[start]

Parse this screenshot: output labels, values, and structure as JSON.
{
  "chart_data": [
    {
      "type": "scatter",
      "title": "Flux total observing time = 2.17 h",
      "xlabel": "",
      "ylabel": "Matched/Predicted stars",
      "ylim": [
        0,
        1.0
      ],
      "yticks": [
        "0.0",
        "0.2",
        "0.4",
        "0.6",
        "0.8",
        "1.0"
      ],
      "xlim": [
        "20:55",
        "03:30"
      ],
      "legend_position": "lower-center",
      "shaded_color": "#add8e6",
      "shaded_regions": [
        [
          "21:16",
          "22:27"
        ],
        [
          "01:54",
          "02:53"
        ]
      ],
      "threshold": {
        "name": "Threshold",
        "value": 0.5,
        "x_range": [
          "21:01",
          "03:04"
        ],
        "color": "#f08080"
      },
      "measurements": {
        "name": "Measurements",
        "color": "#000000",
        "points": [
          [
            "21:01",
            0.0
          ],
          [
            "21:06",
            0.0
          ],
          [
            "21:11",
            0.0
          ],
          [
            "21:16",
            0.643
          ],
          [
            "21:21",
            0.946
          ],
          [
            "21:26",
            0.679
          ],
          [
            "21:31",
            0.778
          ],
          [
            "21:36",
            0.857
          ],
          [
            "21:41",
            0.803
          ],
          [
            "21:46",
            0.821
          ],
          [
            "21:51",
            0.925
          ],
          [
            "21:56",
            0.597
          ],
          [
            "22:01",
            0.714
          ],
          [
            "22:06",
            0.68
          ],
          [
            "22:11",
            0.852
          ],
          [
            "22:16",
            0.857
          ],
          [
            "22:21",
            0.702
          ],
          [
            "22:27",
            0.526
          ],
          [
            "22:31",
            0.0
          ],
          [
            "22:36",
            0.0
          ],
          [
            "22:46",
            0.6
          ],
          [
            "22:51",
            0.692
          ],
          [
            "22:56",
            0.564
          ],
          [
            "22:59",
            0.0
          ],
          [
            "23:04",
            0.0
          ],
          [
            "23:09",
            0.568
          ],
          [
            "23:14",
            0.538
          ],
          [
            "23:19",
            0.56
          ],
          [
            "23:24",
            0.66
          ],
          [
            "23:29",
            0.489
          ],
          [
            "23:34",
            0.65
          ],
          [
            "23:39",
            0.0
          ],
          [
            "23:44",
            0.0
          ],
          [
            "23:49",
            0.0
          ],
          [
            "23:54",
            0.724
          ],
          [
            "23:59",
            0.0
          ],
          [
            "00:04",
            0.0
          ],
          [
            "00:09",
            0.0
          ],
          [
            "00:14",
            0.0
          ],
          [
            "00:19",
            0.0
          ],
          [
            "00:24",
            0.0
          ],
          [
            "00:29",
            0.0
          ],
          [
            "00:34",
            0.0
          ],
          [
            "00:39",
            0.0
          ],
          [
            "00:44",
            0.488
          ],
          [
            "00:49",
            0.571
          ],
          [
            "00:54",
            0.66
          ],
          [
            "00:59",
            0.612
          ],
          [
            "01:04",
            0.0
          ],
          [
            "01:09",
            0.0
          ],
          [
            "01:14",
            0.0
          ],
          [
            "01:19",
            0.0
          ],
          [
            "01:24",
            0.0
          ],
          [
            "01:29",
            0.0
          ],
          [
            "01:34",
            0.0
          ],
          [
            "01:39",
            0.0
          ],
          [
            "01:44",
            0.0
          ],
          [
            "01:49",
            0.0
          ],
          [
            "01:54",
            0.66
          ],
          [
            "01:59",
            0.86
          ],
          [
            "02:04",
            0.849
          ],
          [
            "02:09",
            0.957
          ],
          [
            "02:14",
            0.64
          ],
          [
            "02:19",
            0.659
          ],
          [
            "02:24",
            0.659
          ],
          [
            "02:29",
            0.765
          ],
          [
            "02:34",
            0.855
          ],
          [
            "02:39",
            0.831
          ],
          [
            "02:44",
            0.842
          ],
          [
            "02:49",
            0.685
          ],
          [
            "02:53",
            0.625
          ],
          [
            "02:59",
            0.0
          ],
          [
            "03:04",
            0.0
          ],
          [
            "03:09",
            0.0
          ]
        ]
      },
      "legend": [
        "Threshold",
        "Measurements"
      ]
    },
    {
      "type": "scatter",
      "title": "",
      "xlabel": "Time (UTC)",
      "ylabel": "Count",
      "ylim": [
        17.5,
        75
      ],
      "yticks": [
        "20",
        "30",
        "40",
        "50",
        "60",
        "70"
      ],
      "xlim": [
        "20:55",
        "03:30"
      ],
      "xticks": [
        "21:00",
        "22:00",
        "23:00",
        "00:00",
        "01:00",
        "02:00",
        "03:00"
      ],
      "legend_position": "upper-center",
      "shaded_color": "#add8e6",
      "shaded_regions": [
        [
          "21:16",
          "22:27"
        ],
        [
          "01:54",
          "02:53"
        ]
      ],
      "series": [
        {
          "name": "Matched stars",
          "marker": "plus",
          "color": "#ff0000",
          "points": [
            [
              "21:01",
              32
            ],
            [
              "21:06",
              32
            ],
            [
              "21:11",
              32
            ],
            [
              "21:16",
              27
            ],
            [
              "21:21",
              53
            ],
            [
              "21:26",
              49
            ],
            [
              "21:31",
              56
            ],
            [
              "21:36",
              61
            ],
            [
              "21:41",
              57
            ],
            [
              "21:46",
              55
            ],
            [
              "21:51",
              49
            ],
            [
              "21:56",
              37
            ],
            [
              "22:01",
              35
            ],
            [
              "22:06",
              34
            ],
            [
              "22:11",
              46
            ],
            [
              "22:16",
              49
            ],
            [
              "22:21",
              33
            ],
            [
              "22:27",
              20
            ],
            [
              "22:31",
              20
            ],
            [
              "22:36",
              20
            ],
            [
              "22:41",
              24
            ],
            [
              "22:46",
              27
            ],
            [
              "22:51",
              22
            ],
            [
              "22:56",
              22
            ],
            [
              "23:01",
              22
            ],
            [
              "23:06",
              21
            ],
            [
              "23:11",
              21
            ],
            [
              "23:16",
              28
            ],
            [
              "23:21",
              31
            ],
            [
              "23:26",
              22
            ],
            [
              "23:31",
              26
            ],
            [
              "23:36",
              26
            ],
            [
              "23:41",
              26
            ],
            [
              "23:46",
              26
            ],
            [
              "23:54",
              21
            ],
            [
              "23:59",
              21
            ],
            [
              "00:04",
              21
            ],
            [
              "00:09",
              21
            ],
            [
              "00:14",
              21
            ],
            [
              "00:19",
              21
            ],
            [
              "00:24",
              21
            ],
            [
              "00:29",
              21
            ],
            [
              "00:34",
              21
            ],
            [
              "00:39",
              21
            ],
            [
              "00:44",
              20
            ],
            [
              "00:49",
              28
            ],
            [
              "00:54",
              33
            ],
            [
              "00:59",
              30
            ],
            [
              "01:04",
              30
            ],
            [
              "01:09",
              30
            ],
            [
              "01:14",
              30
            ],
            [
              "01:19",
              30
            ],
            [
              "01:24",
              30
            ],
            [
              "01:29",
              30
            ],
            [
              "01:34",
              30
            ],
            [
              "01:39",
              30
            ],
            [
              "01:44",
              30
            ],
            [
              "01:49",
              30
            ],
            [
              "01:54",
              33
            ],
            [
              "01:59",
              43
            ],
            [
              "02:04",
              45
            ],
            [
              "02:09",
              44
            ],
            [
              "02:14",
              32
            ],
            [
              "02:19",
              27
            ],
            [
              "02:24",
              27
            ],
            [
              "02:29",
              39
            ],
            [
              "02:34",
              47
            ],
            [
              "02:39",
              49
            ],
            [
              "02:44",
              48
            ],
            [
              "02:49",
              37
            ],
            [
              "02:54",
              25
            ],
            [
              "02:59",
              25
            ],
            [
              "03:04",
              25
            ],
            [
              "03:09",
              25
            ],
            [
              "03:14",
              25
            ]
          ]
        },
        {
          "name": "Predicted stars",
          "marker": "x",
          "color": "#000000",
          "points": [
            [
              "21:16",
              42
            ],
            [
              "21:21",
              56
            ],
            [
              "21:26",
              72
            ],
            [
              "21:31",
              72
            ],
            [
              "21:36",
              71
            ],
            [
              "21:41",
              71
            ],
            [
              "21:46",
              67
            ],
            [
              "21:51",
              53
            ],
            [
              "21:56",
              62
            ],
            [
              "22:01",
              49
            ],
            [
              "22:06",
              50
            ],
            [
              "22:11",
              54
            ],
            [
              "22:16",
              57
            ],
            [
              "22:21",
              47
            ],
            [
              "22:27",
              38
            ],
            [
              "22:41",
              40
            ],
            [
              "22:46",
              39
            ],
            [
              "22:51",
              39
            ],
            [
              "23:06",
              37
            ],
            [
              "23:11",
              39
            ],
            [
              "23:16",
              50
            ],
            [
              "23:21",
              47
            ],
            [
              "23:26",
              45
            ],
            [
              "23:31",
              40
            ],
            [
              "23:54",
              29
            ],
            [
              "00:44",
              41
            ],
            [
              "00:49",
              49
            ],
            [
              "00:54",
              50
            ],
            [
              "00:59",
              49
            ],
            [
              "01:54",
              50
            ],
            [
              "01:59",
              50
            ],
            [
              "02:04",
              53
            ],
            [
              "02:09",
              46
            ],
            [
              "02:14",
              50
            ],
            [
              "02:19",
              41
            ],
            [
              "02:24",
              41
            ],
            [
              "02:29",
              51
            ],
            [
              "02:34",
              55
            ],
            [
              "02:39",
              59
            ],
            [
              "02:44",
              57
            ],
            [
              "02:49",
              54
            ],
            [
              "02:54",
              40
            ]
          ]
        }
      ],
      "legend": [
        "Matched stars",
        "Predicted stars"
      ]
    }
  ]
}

[end]

▶ Your objective: Show every line that contains the word "ylabel".

▶ Exercise output:
      "ylabel": "Matched/Predicted stars",
      "ylabel": "Count",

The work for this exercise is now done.